▸ EXERCISE BRIEF: Report all lines holding "name".
** START **
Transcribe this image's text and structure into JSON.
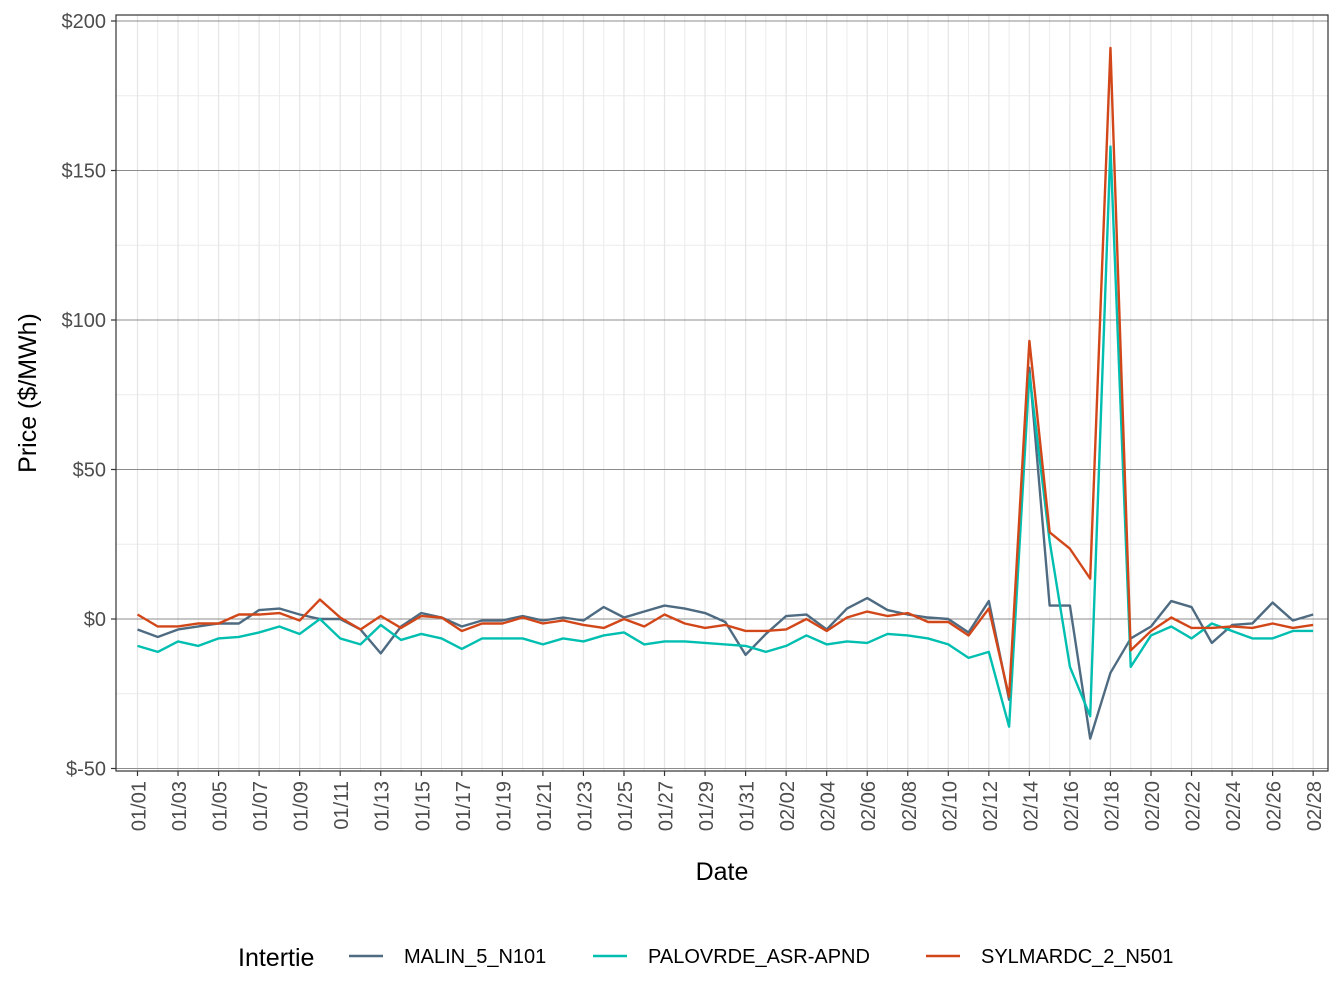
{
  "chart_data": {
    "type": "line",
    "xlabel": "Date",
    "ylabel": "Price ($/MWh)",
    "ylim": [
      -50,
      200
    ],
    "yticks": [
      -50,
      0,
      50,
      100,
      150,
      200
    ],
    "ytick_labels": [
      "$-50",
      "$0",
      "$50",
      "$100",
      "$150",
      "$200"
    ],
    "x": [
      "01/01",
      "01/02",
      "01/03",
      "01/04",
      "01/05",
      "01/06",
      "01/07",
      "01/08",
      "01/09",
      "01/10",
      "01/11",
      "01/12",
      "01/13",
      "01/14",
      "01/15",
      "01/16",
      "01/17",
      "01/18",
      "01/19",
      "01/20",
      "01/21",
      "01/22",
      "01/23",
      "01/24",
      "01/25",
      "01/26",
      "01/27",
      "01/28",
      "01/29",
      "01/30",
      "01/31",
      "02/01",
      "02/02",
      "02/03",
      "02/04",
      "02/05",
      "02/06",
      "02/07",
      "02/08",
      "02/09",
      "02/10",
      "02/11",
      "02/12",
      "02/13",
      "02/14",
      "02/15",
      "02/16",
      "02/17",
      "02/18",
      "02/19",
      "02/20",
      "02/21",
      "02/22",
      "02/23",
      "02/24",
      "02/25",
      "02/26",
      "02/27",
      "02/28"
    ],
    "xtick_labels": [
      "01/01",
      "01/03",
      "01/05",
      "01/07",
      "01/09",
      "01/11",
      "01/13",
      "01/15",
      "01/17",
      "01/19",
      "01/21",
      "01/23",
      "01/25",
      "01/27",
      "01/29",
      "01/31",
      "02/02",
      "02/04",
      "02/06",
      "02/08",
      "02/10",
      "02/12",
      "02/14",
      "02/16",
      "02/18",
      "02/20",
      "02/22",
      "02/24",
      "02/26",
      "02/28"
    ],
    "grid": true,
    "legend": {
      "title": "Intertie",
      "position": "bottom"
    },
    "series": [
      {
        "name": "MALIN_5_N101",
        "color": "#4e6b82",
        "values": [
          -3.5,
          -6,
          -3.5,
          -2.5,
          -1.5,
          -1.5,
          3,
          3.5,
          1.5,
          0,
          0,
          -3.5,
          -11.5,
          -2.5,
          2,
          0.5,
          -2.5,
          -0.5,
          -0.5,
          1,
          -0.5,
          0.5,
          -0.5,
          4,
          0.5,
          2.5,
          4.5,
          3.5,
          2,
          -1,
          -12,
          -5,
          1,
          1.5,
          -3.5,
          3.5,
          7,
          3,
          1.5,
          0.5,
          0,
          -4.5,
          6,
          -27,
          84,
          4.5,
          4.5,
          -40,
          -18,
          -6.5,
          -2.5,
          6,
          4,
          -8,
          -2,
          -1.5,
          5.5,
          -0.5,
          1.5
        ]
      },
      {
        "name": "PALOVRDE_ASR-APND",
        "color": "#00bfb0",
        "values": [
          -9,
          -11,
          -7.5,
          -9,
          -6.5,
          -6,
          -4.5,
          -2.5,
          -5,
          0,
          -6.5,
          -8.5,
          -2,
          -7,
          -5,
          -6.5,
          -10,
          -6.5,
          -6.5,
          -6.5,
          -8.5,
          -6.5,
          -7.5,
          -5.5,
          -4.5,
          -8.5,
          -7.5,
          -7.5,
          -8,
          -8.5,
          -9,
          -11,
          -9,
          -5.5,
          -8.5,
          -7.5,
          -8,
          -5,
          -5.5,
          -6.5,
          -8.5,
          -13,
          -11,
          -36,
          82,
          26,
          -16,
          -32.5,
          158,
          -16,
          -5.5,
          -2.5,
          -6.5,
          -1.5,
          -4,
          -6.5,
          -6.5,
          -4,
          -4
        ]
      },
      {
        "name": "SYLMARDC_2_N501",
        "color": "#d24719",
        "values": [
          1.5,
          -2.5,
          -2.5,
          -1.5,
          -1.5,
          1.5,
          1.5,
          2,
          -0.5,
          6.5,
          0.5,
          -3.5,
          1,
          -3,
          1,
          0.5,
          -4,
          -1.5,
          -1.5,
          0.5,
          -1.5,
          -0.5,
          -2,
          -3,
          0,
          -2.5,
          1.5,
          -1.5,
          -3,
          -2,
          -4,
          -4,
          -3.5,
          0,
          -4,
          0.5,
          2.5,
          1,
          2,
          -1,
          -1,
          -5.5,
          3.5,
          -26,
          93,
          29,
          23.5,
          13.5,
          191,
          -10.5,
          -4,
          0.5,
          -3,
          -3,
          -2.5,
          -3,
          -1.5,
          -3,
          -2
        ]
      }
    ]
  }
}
** END **
** START **
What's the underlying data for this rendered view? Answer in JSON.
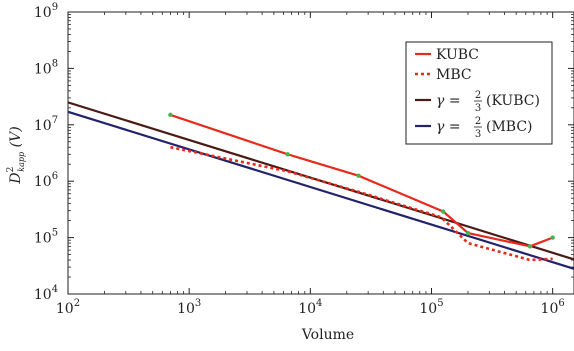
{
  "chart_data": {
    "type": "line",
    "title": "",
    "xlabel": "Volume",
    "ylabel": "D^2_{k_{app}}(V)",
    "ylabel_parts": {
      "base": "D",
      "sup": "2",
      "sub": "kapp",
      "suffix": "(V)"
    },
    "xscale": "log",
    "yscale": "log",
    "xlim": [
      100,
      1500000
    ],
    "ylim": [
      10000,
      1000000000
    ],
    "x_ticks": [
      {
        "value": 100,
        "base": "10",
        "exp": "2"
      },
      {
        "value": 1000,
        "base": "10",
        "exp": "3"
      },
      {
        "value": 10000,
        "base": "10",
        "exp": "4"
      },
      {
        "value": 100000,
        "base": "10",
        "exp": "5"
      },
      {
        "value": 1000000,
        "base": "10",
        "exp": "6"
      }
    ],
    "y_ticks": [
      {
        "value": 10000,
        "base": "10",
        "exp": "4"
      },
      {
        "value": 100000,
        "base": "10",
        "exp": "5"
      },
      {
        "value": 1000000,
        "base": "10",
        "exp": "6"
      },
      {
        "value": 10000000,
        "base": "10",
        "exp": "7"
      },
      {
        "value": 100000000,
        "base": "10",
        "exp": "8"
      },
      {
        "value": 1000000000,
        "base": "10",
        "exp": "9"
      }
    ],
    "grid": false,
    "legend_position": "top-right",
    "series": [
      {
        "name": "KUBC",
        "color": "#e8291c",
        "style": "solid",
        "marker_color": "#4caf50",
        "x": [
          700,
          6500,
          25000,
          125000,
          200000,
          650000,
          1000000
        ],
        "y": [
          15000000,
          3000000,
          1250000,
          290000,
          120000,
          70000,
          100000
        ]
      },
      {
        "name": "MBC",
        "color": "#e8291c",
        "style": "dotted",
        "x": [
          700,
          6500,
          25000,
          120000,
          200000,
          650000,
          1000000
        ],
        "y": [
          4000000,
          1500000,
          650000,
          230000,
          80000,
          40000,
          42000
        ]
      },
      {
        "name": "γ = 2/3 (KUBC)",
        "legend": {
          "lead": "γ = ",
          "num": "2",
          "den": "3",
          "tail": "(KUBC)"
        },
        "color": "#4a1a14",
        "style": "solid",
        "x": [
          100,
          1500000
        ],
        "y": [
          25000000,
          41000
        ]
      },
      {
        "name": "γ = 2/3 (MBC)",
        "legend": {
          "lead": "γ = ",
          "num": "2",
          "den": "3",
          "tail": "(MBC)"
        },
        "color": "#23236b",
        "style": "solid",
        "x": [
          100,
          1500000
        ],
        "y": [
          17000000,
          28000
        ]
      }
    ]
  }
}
** END **
▸ TASK RESULT:
        "name": "MALIN_5_N101",
        "name": "PALOVRDE_ASR-APND",
        "name": "SYLMARDC_2_N501",
        "name": "KUBC",
        "name": "MBC",
        "name": "γ = 2/3 (KUBC)",
        "name": "γ = 2/3 (MBC)",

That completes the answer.